What is expected
Copy the records below exactly, leaving out every picture.

Raw records
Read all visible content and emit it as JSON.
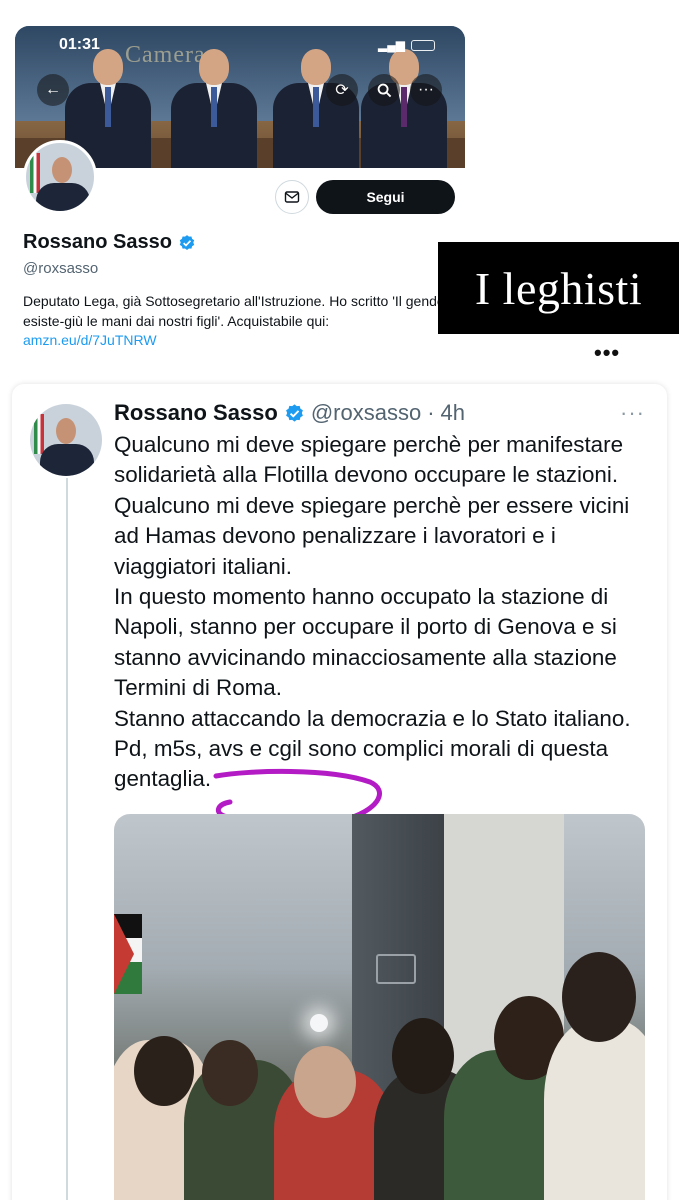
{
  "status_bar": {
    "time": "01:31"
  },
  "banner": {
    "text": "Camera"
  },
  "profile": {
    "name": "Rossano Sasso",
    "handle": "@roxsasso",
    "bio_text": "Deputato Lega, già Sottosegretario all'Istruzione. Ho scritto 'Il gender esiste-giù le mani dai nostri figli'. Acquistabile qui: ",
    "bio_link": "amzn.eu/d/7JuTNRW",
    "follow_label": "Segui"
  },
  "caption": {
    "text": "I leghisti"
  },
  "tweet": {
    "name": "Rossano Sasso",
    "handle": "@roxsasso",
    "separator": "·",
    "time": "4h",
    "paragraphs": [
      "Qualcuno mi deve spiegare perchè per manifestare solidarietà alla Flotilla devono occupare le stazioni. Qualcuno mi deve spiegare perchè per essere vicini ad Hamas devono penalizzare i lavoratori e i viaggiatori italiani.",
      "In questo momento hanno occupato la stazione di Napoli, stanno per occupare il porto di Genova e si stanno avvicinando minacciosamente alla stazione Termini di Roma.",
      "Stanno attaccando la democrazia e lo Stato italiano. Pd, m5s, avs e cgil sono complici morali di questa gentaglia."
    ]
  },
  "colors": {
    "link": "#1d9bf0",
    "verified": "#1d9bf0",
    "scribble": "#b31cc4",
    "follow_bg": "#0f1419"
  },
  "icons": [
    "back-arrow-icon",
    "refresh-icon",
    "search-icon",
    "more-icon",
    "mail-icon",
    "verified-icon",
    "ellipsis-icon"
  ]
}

Written solution
Read all visible content and emit it as JSON.
{
  "status_bar": {
    "time": "01:31"
  },
  "banner": {
    "text": "Camera"
  },
  "profile": {
    "name": "Rossano Sasso",
    "handle": "@roxsasso",
    "bio_text": "Deputato Lega, già Sottosegretario all'Istruzione. Ho scritto 'Il gender esiste-giù le mani dai nostri figli'. Acquistabile qui: ",
    "bio_link": "amzn.eu/d/7JuTNRW",
    "follow_label": "Segui"
  },
  "caption": {
    "text": "I leghisti"
  },
  "tweet": {
    "name": "Rossano Sasso",
    "handle": "@roxsasso",
    "separator": "·",
    "time": "4h",
    "paragraphs": [
      "Qualcuno mi deve spiegare perchè per manifestare solidarietà alla Flotilla devono occupare le stazioni. Qualcuno mi deve spiegare perchè per essere vicini ad Hamas devono penalizzare i lavoratori e i viaggiatori italiani.",
      "In questo momento hanno occupato la stazione di Napoli, stanno per occupare il porto di Genova e si stanno avvicinando minacciosamente alla stazione Termini di Roma.",
      "Stanno attaccando la democrazia e lo Stato italiano. Pd, m5s, avs e cgil sono complici morali di questa gentaglia."
    ]
  },
  "colors": {
    "link": "#1d9bf0",
    "verified": "#1d9bf0",
    "scribble": "#b31cc4",
    "follow_bg": "#0f1419"
  },
  "icons": [
    "back-arrow-icon",
    "refresh-icon",
    "search-icon",
    "more-icon",
    "mail-icon",
    "verified-icon",
    "ellipsis-icon"
  ]
}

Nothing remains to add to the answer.